* _WRITTEN TASK_:
All of the data below must be repeated exactly.

Figure dataset records:
BEGIN

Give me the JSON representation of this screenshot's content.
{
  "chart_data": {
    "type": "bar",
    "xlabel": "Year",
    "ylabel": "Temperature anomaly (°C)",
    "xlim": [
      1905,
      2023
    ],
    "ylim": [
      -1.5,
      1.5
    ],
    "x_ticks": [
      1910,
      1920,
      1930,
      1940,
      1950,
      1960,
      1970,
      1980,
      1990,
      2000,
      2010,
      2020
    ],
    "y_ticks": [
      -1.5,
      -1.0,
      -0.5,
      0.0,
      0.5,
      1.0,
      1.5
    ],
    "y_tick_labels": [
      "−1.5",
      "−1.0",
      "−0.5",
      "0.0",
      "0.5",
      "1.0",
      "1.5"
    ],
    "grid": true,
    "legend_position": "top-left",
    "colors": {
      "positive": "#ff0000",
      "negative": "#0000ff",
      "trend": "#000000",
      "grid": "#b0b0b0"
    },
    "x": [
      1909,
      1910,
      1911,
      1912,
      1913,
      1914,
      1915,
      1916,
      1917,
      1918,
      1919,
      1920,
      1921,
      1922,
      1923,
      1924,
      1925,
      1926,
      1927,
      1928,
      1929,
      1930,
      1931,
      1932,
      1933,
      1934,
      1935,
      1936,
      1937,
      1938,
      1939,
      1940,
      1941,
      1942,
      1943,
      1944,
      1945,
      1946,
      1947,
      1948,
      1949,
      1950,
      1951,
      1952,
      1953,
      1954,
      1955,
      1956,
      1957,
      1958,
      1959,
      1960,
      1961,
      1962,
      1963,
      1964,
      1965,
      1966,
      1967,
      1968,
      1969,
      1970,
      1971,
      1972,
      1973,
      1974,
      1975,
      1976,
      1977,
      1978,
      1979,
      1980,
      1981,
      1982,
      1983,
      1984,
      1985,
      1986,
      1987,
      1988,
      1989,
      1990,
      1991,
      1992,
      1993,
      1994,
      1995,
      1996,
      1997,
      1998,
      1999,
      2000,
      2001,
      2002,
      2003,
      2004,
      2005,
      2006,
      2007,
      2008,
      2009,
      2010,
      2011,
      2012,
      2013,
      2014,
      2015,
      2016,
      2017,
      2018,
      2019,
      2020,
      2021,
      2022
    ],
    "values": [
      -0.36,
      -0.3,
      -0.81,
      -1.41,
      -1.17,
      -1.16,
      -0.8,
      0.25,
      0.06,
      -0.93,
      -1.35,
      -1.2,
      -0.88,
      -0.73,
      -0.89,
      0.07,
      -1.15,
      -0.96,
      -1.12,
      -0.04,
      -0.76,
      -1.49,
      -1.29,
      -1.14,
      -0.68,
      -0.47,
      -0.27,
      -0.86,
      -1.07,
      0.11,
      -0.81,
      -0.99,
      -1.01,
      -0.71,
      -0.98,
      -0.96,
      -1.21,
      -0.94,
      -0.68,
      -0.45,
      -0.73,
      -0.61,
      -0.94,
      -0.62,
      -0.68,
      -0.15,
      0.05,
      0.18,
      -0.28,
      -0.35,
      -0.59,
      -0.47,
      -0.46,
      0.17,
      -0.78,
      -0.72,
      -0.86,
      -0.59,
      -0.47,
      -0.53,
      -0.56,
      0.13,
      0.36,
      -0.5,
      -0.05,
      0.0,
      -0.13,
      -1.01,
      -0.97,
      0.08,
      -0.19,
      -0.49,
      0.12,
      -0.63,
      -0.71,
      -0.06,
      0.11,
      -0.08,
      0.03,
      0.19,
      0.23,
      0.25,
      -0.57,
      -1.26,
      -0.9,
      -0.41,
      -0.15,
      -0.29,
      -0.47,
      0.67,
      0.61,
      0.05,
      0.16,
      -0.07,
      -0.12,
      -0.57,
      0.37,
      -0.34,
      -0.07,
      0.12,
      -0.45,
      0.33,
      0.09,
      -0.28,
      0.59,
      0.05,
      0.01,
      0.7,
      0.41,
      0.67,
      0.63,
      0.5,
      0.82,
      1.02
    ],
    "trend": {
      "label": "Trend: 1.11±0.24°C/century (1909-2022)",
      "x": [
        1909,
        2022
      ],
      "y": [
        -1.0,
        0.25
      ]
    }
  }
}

END

* _SOLUTION TO THIS TASK_:
Give me the JSON representation of this screenshot's content.
{
  "chart_data": {
    "type": "bar",
    "xlabel": "Year",
    "ylabel": "Temperature anomaly (°C)",
    "xlim": [
      1905,
      2023
    ],
    "ylim": [
      -1.5,
      1.5
    ],
    "x_ticks": [
      1910,
      1920,
      1930,
      1940,
      1950,
      1960,
      1970,
      1980,
      1990,
      2000,
      2010,
      2020
    ],
    "y_ticks": [
      -1.5,
      -1.0,
      -0.5,
      0.0,
      0.5,
      1.0,
      1.5
    ],
    "y_tick_labels": [
      "−1.5",
      "−1.0",
      "−0.5",
      "0.0",
      "0.5",
      "1.0",
      "1.5"
    ],
    "grid": true,
    "legend_position": "top-left",
    "colors": {
      "positive": "#ff0000",
      "negative": "#0000ff",
      "trend": "#000000",
      "grid": "#b0b0b0"
    },
    "x": [
      1909,
      1910,
      1911,
      1912,
      1913,
      1914,
      1915,
      1916,
      1917,
      1918,
      1919,
      1920,
      1921,
      1922,
      1923,
      1924,
      1925,
      1926,
      1927,
      1928,
      1929,
      1930,
      1931,
      1932,
      1933,
      1934,
      1935,
      1936,
      1937,
      1938,
      1939,
      1940,
      1941,
      1942,
      1943,
      1944,
      1945,
      1946,
      1947,
      1948,
      1949,
      1950,
      1951,
      1952,
      1953,
      1954,
      1955,
      1956,
      1957,
      1958,
      1959,
      1960,
      1961,
      1962,
      1963,
      1964,
      1965,
      1966,
      1967,
      1968,
      1969,
      1970,
      1971,
      1972,
      1973,
      1974,
      1975,
      1976,
      1977,
      1978,
      1979,
      1980,
      1981,
      1982,
      1983,
      1984,
      1985,
      1986,
      1987,
      1988,
      1989,
      1990,
      1991,
      1992,
      1993,
      1994,
      1995,
      1996,
      1997,
      1998,
      1999,
      2000,
      2001,
      2002,
      2003,
      2004,
      2005,
      2006,
      2007,
      2008,
      2009,
      2010,
      2011,
      2012,
      2013,
      2014,
      2015,
      2016,
      2017,
      2018,
      2019,
      2020,
      2021,
      2022
    ],
    "values": [
      -0.36,
      -0.3,
      -0.81,
      -1.41,
      -1.17,
      -1.16,
      -0.8,
      0.25,
      0.06,
      -0.93,
      -1.35,
      -1.2,
      -0.88,
      -0.73,
      -0.89,
      0.07,
      -1.15,
      -0.96,
      -1.12,
      -0.04,
      -0.76,
      -1.49,
      -1.29,
      -1.14,
      -0.68,
      -0.47,
      -0.27,
      -0.86,
      -1.07,
      0.11,
      -0.81,
      -0.99,
      -1.01,
      -0.71,
      -0.98,
      -0.96,
      -1.21,
      -0.94,
      -0.68,
      -0.45,
      -0.73,
      -0.61,
      -0.94,
      -0.62,
      -0.68,
      -0.15,
      0.05,
      0.18,
      -0.28,
      -0.35,
      -0.59,
      -0.47,
      -0.46,
      0.17,
      -0.78,
      -0.72,
      -0.86,
      -0.59,
      -0.47,
      -0.53,
      -0.56,
      0.13,
      0.36,
      -0.5,
      -0.05,
      0.0,
      -0.13,
      -1.01,
      -0.97,
      0.08,
      -0.19,
      -0.49,
      0.12,
      -0.63,
      -0.71,
      -0.06,
      0.11,
      -0.08,
      0.03,
      0.19,
      0.23,
      0.25,
      -0.57,
      -1.26,
      -0.9,
      -0.41,
      -0.15,
      -0.29,
      -0.47,
      0.67,
      0.61,
      0.05,
      0.16,
      -0.07,
      -0.12,
      -0.57,
      0.37,
      -0.34,
      -0.07,
      0.12,
      -0.45,
      0.33,
      0.09,
      -0.28,
      0.59,
      0.05,
      0.01,
      0.7,
      0.41,
      0.67,
      0.63,
      0.5,
      0.82,
      1.02
    ],
    "trend": {
      "label": "Trend: 1.11±0.24°C/century (1909-2022)",
      "x": [
        1909,
        2022
      ],
      "y": [
        -1.0,
        0.25
      ]
    }
  }
}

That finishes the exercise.